Keep only those lines of the records that include the string "והגבורה".

-*-*-

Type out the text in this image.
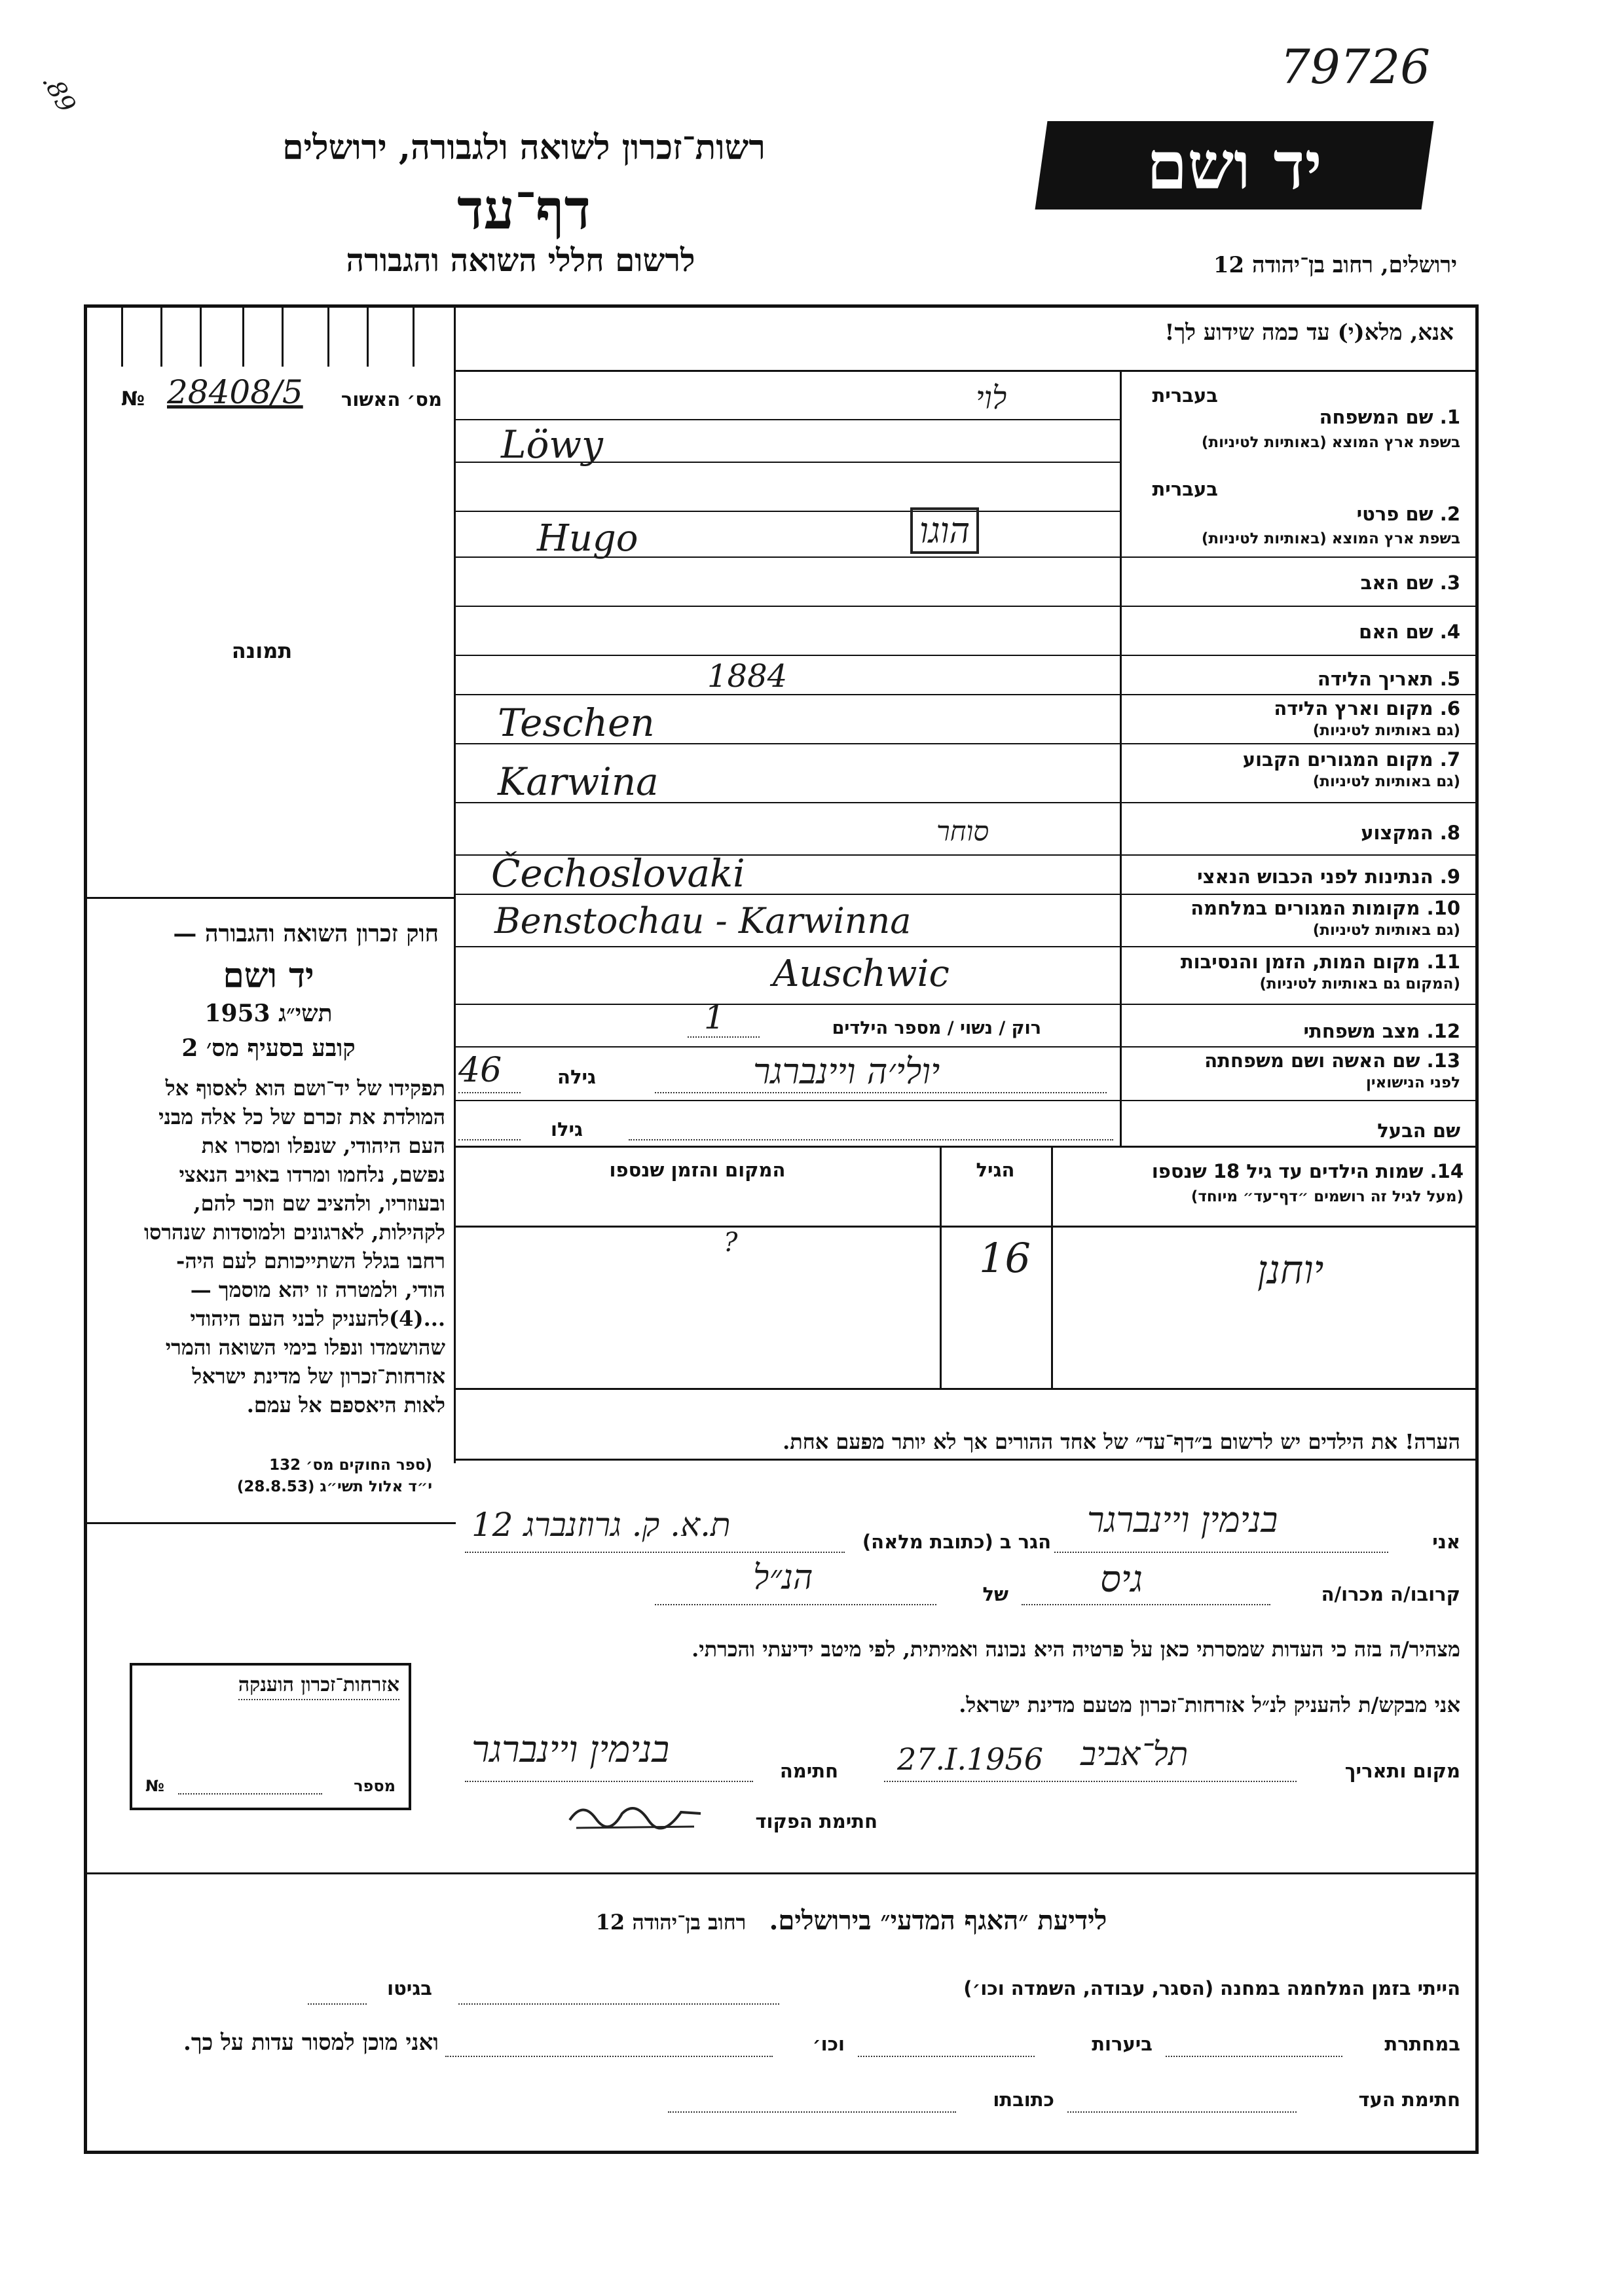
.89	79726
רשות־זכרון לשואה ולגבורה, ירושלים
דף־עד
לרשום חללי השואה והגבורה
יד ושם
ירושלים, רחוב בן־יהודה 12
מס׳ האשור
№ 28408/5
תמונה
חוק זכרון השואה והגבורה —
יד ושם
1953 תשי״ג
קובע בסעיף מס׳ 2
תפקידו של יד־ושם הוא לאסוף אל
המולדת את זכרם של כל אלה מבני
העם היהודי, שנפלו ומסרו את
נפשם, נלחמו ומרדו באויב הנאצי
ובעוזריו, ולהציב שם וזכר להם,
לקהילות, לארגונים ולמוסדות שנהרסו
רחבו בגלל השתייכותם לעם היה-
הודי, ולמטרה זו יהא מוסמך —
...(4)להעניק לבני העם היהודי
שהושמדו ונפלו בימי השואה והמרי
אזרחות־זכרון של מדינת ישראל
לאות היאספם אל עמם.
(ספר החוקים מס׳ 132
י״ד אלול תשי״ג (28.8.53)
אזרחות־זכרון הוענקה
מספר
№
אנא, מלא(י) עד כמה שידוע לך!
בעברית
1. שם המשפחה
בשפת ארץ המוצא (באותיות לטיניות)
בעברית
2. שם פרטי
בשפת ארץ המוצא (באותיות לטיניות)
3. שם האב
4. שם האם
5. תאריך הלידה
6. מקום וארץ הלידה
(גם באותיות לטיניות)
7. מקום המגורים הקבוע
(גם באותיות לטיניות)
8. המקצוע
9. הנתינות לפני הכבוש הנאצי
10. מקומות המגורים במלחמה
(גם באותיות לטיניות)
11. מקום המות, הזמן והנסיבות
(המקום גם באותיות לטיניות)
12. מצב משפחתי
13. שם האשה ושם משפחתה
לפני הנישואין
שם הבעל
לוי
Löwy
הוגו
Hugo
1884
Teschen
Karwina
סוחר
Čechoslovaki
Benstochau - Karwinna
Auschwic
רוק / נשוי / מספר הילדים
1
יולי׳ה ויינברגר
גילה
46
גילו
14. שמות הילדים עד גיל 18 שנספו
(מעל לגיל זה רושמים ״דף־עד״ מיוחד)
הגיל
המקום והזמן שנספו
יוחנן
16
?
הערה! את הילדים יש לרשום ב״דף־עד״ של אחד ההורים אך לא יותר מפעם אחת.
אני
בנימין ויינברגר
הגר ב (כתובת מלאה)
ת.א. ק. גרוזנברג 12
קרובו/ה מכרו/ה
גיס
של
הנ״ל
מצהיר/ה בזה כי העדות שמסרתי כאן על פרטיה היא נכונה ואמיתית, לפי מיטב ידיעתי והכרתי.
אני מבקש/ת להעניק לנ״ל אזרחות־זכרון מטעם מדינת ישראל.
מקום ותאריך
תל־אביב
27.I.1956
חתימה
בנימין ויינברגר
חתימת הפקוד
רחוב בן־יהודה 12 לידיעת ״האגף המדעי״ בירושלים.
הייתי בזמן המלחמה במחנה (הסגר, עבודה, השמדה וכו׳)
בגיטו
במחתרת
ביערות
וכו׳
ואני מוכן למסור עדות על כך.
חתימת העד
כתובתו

-*-*-

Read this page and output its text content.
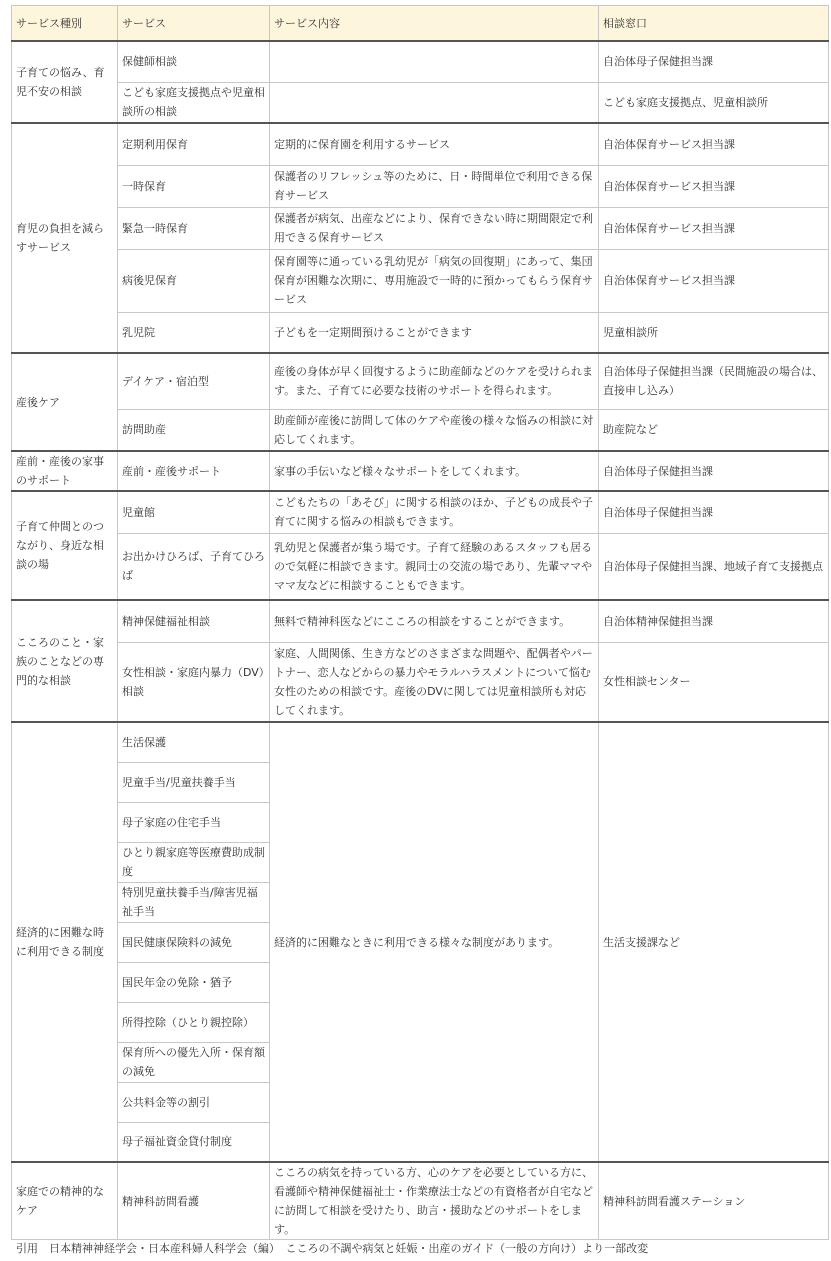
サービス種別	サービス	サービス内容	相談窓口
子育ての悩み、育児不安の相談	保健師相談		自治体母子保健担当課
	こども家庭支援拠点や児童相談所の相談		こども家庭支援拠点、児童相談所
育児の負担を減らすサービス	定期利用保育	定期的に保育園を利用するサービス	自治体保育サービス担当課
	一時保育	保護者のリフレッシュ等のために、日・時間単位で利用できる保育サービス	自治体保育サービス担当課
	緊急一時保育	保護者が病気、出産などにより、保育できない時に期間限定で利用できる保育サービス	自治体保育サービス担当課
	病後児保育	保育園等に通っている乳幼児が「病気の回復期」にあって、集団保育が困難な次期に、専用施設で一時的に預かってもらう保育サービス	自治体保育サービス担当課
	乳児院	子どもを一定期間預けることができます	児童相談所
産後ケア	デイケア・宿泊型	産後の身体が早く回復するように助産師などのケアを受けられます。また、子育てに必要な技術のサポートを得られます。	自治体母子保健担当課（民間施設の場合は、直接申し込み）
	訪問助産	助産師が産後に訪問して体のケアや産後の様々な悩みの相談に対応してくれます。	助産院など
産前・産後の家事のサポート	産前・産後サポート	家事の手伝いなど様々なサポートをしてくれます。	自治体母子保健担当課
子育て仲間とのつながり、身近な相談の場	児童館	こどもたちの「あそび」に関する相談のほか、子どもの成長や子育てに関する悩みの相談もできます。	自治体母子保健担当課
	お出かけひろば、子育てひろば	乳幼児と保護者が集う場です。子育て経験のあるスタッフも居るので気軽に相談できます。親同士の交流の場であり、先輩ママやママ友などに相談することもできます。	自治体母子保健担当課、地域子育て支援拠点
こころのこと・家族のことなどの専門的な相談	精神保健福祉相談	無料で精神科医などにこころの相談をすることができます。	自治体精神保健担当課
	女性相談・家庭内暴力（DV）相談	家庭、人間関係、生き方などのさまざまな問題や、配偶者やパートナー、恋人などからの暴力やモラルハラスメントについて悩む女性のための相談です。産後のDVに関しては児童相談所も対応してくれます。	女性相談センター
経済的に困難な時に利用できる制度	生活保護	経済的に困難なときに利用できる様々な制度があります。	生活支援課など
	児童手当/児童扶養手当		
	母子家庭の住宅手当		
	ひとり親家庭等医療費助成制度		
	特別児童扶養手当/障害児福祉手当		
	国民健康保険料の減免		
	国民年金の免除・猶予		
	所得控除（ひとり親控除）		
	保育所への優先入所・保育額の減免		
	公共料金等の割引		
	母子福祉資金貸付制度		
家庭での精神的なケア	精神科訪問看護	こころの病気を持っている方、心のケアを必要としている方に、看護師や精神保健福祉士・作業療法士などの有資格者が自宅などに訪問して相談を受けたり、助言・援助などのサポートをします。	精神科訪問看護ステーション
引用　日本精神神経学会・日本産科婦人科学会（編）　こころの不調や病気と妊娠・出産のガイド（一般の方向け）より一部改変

-*-*-

**FULL OUTPUT**
לרשום חללי השואה והגבורה
חוק זכרון השואה והגבורה —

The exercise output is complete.